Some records
──────────
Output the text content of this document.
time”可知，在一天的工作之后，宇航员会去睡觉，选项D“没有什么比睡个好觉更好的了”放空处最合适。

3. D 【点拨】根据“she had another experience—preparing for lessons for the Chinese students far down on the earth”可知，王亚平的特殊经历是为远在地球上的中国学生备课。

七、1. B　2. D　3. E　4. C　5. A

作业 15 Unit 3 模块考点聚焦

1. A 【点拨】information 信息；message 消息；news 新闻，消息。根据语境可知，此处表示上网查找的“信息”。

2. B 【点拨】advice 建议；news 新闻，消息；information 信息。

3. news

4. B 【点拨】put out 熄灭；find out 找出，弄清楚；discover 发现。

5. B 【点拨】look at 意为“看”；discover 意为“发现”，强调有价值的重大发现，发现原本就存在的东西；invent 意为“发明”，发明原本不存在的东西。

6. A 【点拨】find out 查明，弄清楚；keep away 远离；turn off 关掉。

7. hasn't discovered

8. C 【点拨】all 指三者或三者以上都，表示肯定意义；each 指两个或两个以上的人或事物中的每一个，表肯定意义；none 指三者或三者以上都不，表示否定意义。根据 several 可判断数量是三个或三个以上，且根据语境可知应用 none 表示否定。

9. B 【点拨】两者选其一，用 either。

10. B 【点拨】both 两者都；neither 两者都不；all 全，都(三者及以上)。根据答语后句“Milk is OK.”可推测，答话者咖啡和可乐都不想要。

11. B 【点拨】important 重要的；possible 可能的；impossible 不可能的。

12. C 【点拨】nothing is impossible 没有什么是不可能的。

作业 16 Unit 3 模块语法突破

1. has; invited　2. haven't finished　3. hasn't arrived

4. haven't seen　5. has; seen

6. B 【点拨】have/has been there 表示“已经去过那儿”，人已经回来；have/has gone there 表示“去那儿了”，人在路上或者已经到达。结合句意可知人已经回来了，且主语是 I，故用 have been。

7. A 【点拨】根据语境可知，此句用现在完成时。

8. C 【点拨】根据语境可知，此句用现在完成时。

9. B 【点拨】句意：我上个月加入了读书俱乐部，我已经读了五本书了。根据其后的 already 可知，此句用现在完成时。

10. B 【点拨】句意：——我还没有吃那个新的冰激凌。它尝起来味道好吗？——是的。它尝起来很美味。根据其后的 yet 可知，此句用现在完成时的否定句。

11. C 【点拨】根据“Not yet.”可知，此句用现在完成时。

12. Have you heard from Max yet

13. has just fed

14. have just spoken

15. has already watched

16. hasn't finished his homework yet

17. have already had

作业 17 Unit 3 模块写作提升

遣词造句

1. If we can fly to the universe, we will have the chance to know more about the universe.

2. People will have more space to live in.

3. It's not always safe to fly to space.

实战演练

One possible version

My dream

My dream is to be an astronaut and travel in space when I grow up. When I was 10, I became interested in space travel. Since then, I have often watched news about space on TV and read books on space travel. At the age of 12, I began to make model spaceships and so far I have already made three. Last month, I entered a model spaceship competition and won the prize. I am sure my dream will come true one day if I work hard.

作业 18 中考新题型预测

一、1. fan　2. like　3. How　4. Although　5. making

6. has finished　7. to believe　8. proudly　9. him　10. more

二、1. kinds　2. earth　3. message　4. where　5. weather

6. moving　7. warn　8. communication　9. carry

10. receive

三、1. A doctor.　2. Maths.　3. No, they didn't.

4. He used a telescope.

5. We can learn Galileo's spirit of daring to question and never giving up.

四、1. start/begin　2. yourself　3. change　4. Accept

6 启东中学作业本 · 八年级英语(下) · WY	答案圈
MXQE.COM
──────────
• **WHAT THIS TASK INVOLVES**
Every entry must be quoted exactly as it appears above.

• **WRITTEN SOLUTION**
Output the text content of this document.
time”可知，在一天的工作之后，宇航员会去睡觉，选项D“没有什么比睡个好觉更好的了”放空处最合适。

3. D 【点拨】根据“she had another experience—preparing for lessons for the Chinese students far down on the earth”可知，王亚平的特殊经历是为远在地球上的中国学生备课。

七、1. B　2. D　3. E　4. C　5. A

作业 15 Unit 3 模块考点聚焦

1. A 【点拨】information 信息；message 消息；news 新闻，消息。根据语境可知，此处表示上网查找的“信息”。

2. B 【点拨】advice 建议；news 新闻，消息；information 信息。

3. news

4. B 【点拨】put out 熄灭；find out 找出，弄清楚；discover 发现。

5. B 【点拨】look at 意为“看”；discover 意为“发现”，强调有价值的重大发现，发现原本就存在的东西；invent 意为“发明”，发明原本不存在的东西。

6. A 【点拨】find out 查明，弄清楚；keep away 远离；turn off 关掉。

7. hasn't discovered

8. C 【点拨】all 指三者或三者以上都，表示肯定意义；each 指两个或两个以上的人或事物中的每一个，表肯定意义；none 指三者或三者以上都不，表示否定意义。根据 several 可判断数量是三个或三个以上，且根据语境可知应用 none 表示否定。

9. B 【点拨】两者选其一，用 either。

10. B 【点拨】both 两者都；neither 两者都不；all 全，都(三者及以上)。根据答语后句“Milk is OK.”可推测，答话者咖啡和可乐都不想要。

11. B 【点拨】important 重要的；possible 可能的；impossible 不可能的。

12. C 【点拨】nothing is impossible 没有什么是不可能的。

作业 16 Unit 3 模块语法突破

1. has; invited　2. haven't finished　3. hasn't arrived

4. haven't seen　5. has; seen

6. B 【点拨】have/has been there 表示“已经去过那儿”，人已经回来；have/has gone there 表示“去那儿了”，人在路上或者已经到达。结合句意可知人已经回来了，且主语是 I，故用 have been。

7. A 【点拨】根据语境可知，此句用现在完成时。

8. C 【点拨】根据语境可知，此句用现在完成时。

9. B 【点拨】句意：我上个月加入了读书俱乐部，我已经读了五本书了。根据其后的 already 可知，此句用现在完成时。

10. B 【点拨】句意：——我还没有吃那个新的冰激凌。它尝起来味道好吗？——是的。它尝起来很美味。根据其后的 yet 可知，此句用现在完成时的否定句。

11. C 【点拨】根据“Not yet.”可知，此句用现在完成时。

12. Have you heard from Max yet

13. has just fed

14. have just spoken

15. has already watched

16. hasn't finished his homework yet

17. have already had

作业 17 Unit 3 模块写作提升

遣词造句

1. If we can fly to the universe, we will have the chance to know more about the universe.

2. People will have more space to live in.

3. It's not always safe to fly to space.

实战演练

One possible version

My dream

My dream is to be an astronaut and travel in space when I grow up. When I was 10, I became interested in space travel. Since then, I have often watched news about space on TV and read books on space travel. At the age of 12, I began to make model spaceships and so far I have already made three. Last month, I entered a model spaceship competition and won the prize. I am sure my dream will come true one day if I work hard.

作业 18 中考新题型预测

一、1. fan　2. like　3. How　4. Although　5. making

6. has finished　7. to believe　8. proudly　9. him　10. more

二、1. kinds　2. earth　3. message　4. where　5. weather

6. moving　7. warn　8. communication　9. carry

10. receive

三、1. A doctor.　2. Maths.　3. No, they didn't.

4. He used a telescope.

5. We can learn Galileo's spirit of daring to question and never giving up.

四、1. start/begin　2. yourself　3. change　4. Accept

6 启东中学作业本 · 八年级英语(下) · WY	答案圈
MXQE.COM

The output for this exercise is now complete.